Dataset rows:

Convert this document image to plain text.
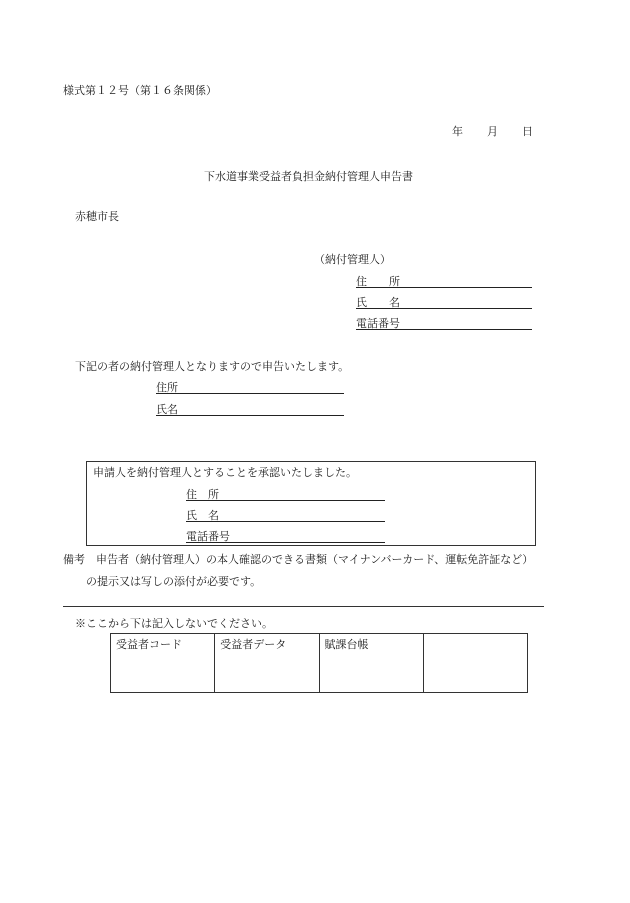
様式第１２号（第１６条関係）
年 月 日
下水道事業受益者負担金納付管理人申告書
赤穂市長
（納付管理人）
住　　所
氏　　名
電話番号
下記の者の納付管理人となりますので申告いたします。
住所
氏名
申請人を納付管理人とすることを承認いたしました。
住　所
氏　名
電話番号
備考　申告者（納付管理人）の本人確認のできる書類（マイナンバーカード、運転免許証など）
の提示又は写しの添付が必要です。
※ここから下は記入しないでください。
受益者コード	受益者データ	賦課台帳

---

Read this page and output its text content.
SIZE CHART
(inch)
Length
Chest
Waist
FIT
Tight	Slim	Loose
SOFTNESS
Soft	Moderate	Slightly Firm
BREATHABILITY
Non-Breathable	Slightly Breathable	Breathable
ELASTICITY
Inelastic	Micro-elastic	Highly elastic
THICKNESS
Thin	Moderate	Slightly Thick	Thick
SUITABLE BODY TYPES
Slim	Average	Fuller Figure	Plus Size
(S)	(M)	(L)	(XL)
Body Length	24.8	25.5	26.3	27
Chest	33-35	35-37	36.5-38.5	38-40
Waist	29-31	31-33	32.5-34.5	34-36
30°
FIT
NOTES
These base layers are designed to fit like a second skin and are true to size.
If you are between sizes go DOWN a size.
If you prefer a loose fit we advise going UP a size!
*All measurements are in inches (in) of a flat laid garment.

* TASK DIRECTIONS
Scan the lines for the string "text". Pick out every line that has it.

* ANSWER TO THIS EXERCISE
Convert this document image to plain text.
Read this page and output its text content.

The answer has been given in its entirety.